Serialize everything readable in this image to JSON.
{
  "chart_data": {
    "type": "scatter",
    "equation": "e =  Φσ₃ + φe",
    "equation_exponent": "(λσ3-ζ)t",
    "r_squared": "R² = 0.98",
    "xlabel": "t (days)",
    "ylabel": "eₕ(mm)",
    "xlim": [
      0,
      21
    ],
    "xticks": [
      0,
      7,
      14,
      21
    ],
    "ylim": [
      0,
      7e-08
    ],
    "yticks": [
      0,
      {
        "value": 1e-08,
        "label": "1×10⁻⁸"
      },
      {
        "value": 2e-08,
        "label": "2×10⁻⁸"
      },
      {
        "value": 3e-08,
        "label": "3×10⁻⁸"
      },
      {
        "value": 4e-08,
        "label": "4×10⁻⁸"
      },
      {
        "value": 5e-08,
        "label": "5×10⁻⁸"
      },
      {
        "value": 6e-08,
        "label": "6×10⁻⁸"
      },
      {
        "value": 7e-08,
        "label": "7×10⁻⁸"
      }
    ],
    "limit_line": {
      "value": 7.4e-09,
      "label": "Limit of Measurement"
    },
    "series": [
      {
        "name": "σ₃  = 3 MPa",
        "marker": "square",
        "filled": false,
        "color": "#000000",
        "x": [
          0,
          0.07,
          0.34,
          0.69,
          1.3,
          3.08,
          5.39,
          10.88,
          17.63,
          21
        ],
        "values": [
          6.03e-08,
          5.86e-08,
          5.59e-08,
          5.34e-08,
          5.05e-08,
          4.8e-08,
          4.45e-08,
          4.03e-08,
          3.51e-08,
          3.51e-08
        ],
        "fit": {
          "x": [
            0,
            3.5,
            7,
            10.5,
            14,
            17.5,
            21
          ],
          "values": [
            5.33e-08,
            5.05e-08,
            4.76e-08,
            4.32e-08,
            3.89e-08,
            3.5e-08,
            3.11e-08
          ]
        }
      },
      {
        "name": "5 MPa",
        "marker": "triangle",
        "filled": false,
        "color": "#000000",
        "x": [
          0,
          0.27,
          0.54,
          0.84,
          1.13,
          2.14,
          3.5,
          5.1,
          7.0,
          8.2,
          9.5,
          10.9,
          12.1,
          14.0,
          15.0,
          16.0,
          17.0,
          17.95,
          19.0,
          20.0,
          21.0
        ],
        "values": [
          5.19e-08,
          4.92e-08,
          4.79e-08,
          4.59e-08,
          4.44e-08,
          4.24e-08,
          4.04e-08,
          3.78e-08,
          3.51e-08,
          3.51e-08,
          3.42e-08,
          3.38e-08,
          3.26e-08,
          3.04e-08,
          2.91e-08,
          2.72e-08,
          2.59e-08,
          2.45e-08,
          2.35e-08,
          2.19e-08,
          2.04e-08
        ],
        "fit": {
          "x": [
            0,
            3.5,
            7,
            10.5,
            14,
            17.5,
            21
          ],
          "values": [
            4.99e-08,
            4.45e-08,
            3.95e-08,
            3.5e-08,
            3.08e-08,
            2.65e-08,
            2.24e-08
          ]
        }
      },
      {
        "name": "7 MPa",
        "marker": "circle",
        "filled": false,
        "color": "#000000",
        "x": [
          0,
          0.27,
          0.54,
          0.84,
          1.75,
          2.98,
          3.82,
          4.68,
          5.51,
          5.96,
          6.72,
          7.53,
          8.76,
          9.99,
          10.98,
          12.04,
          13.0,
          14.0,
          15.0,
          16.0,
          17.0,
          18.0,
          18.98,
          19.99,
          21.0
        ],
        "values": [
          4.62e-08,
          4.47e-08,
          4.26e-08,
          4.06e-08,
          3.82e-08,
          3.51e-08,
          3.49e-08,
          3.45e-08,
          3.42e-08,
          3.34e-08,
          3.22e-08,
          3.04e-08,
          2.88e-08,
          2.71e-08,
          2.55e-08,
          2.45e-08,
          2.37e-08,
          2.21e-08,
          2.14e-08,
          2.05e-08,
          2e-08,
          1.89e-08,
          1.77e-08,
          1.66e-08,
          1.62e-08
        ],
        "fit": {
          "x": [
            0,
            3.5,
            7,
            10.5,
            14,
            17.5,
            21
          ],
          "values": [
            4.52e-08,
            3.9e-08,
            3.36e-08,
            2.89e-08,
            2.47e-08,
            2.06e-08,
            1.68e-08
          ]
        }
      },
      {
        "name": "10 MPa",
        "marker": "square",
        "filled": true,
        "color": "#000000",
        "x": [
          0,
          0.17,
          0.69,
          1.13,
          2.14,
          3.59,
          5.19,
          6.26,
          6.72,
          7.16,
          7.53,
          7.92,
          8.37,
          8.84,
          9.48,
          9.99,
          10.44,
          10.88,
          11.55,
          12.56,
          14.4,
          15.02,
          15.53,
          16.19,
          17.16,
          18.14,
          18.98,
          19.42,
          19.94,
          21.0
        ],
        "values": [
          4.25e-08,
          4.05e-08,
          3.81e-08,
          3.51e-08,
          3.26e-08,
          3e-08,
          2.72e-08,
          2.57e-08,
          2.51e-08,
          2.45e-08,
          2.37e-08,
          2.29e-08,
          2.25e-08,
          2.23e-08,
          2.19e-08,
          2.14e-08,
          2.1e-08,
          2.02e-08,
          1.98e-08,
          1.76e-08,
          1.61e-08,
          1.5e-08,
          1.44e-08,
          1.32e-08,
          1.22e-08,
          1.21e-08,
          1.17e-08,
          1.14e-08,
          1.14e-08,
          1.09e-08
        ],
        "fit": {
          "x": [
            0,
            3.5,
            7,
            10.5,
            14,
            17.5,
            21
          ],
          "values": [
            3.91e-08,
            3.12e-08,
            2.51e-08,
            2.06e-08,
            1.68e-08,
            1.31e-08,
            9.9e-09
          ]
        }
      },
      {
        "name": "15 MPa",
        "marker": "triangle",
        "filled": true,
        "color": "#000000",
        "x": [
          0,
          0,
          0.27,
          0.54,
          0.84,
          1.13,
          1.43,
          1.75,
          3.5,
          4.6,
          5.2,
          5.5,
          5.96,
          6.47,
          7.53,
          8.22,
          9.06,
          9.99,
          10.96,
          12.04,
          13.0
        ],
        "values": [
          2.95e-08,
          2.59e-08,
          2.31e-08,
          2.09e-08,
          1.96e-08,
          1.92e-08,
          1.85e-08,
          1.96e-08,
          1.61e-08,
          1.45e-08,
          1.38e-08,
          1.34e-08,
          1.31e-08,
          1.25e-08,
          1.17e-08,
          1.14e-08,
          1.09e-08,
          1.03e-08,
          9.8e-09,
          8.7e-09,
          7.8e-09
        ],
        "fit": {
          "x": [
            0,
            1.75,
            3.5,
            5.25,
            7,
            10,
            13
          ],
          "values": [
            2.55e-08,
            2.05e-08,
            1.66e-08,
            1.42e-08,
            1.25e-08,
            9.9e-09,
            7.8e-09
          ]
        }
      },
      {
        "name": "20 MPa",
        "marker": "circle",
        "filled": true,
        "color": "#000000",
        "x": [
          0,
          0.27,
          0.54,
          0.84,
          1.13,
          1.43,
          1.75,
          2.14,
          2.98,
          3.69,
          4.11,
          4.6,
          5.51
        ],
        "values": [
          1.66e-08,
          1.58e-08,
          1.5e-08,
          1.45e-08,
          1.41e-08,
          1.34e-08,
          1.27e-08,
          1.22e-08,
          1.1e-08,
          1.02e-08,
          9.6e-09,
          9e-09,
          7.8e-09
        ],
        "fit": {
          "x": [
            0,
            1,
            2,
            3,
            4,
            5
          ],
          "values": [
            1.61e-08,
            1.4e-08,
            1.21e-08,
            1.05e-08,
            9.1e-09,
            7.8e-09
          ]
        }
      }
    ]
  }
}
- - -
__WRITTEN TASK__
Repeat every record, exactly as written.

__EXERCISE SOLUTION__
Serialize everything readable in this image to JSON.
{
  "chart_data": {
    "type": "scatter",
    "equation": "e =  Φσ₃ + φe",
    "equation_exponent": "(λσ3-ζ)t",
    "r_squared": "R² = 0.98",
    "xlabel": "t (days)",
    "ylabel": "eₕ(mm)",
    "xlim": [
      0,
      21
    ],
    "xticks": [
      0,
      7,
      14,
      21
    ],
    "ylim": [
      0,
      7e-08
    ],
    "yticks": [
      0,
      {
        "value": 1e-08,
        "label": "1×10⁻⁸"
      },
      {
        "value": 2e-08,
        "label": "2×10⁻⁸"
      },
      {
        "value": 3e-08,
        "label": "3×10⁻⁸"
      },
      {
        "value": 4e-08,
        "label": "4×10⁻⁸"
      },
      {
        "value": 5e-08,
        "label": "5×10⁻⁸"
      },
      {
        "value": 6e-08,
        "label": "6×10⁻⁸"
      },
      {
        "value": 7e-08,
        "label": "7×10⁻⁸"
      }
    ],
    "limit_line": {
      "value": 7.4e-09,
      "label": "Limit of Measurement"
    },
    "series": [
      {
        "name": "σ₃  = 3 MPa",
        "marker": "square",
        "filled": false,
        "color": "#000000",
        "x": [
          0,
          0.07,
          0.34,
          0.69,
          1.3,
          3.08,
          5.39,
          10.88,
          17.63,
          21
        ],
        "values": [
          6.03e-08,
          5.86e-08,
          5.59e-08,
          5.34e-08,
          5.05e-08,
          4.8e-08,
          4.45e-08,
          4.03e-08,
          3.51e-08,
          3.51e-08
        ],
        "fit": {
          "x": [
            0,
            3.5,
            7,
            10.5,
            14,
            17.5,
            21
          ],
          "values": [
            5.33e-08,
            5.05e-08,
            4.76e-08,
            4.32e-08,
            3.89e-08,
            3.5e-08,
            3.11e-08
          ]
        }
      },
      {
        "name": "5 MPa",
        "marker": "triangle",
        "filled": false,
        "color": "#000000",
        "x": [
          0,
          0.27,
          0.54,
          0.84,
          1.13,
          2.14,
          3.5,
          5.1,
          7.0,
          8.2,
          9.5,
          10.9,
          12.1,
          14.0,
          15.0,
          16.0,
          17.0,
          17.95,
          19.0,
          20.0,
          21.0
        ],
        "values": [
          5.19e-08,
          4.92e-08,
          4.79e-08,
          4.59e-08,
          4.44e-08,
          4.24e-08,
          4.04e-08,
          3.78e-08,
          3.51e-08,
          3.51e-08,
          3.42e-08,
          3.38e-08,
          3.26e-08,
          3.04e-08,
          2.91e-08,
          2.72e-08,
          2.59e-08,
          2.45e-08,
          2.35e-08,
          2.19e-08,
          2.04e-08
        ],
        "fit": {
          "x": [
            0,
            3.5,
            7,
            10.5,
            14,
            17.5,
            21
          ],
          "values": [
            4.99e-08,
            4.45e-08,
            3.95e-08,
            3.5e-08,
            3.08e-08,
            2.65e-08,
            2.24e-08
          ]
        }
      },
      {
        "name": "7 MPa",
        "marker": "circle",
        "filled": false,
        "color": "#000000",
        "x": [
          0,
          0.27,
          0.54,
          0.84,
          1.75,
          2.98,
          3.82,
          4.68,
          5.51,
          5.96,
          6.72,
          7.53,
          8.76,
          9.99,
          10.98,
          12.04,
          13.0,
          14.0,
          15.0,
          16.0,
          17.0,
          18.0,
          18.98,
          19.99,
          21.0
        ],
        "values": [
          4.62e-08,
          4.47e-08,
          4.26e-08,
          4.06e-08,
          3.82e-08,
          3.51e-08,
          3.49e-08,
          3.45e-08,
          3.42e-08,
          3.34e-08,
          3.22e-08,
          3.04e-08,
          2.88e-08,
          2.71e-08,
          2.55e-08,
          2.45e-08,
          2.37e-08,
          2.21e-08,
          2.14e-08,
          2.05e-08,
          2e-08,
          1.89e-08,
          1.77e-08,
          1.66e-08,
          1.62e-08
        ],
        "fit": {
          "x": [
            0,
            3.5,
            7,
            10.5,
            14,
            17.5,
            21
          ],
          "values": [
            4.52e-08,
            3.9e-08,
            3.36e-08,
            2.89e-08,
            2.47e-08,
            2.06e-08,
            1.68e-08
          ]
        }
      },
      {
        "name": "10 MPa",
        "marker": "square",
        "filled": true,
        "color": "#000000",
        "x": [
          0,
          0.17,
          0.69,
          1.13,
          2.14,
          3.59,
          5.19,
          6.26,
          6.72,
          7.16,
          7.53,
          7.92,
          8.37,
          8.84,
          9.48,
          9.99,
          10.44,
          10.88,
          11.55,
          12.56,
          14.4,
          15.02,
          15.53,
          16.19,
          17.16,
          18.14,
          18.98,
          19.42,
          19.94,
          21.0
        ],
        "values": [
          4.25e-08,
          4.05e-08,
          3.81e-08,
          3.51e-08,
          3.26e-08,
          3e-08,
          2.72e-08,
          2.57e-08,
          2.51e-08,
          2.45e-08,
          2.37e-08,
          2.29e-08,
          2.25e-08,
          2.23e-08,
          2.19e-08,
          2.14e-08,
          2.1e-08,
          2.02e-08,
          1.98e-08,
          1.76e-08,
          1.61e-08,
          1.5e-08,
          1.44e-08,
          1.32e-08,
          1.22e-08,
          1.21e-08,
          1.17e-08,
          1.14e-08,
          1.14e-08,
          1.09e-08
        ],
        "fit": {
          "x": [
            0,
            3.5,
            7,
            10.5,
            14,
            17.5,
            21
          ],
          "values": [
            3.91e-08,
            3.12e-08,
            2.51e-08,
            2.06e-08,
            1.68e-08,
            1.31e-08,
            9.9e-09
          ]
        }
      },
      {
        "name": "15 MPa",
        "marker": "triangle",
        "filled": true,
        "color": "#000000",
        "x": [
          0,
          0,
          0.27,
          0.54,
          0.84,
          1.13,
          1.43,
          1.75,
          3.5,
          4.6,
          5.2,
          5.5,
          5.96,
          6.47,
          7.53,
          8.22,
          9.06,
          9.99,
          10.96,
          12.04,
          13.0
        ],
        "values": [
          2.95e-08,
          2.59e-08,
          2.31e-08,
          2.09e-08,
          1.96e-08,
          1.92e-08,
          1.85e-08,
          1.96e-08,
          1.61e-08,
          1.45e-08,
          1.38e-08,
          1.34e-08,
          1.31e-08,
          1.25e-08,
          1.17e-08,
          1.14e-08,
          1.09e-08,
          1.03e-08,
          9.8e-09,
          8.7e-09,
          7.8e-09
        ],
        "fit": {
          "x": [
            0,
            1.75,
            3.5,
            5.25,
            7,
            10,
            13
          ],
          "values": [
            2.55e-08,
            2.05e-08,
            1.66e-08,
            1.42e-08,
            1.25e-08,
            9.9e-09,
            7.8e-09
          ]
        }
      },
      {
        "name": "20 MPa",
        "marker": "circle",
        "filled": true,
        "color": "#000000",
        "x": [
          0,
          0.27,
          0.54,
          0.84,
          1.13,
          1.43,
          1.75,
          2.14,
          2.98,
          3.69,
          4.11,
          4.6,
          5.51
        ],
        "values": [
          1.66e-08,
          1.58e-08,
          1.5e-08,
          1.45e-08,
          1.41e-08,
          1.34e-08,
          1.27e-08,
          1.22e-08,
          1.1e-08,
          1.02e-08,
          9.6e-09,
          9e-09,
          7.8e-09
        ],
        "fit": {
          "x": [
            0,
            1,
            2,
            3,
            4,
            5
          ],
          "values": [
            1.61e-08,
            1.4e-08,
            1.21e-08,
            1.05e-08,
            9.1e-09,
            7.8e-09
          ]
        }
      }
    ]
  }
}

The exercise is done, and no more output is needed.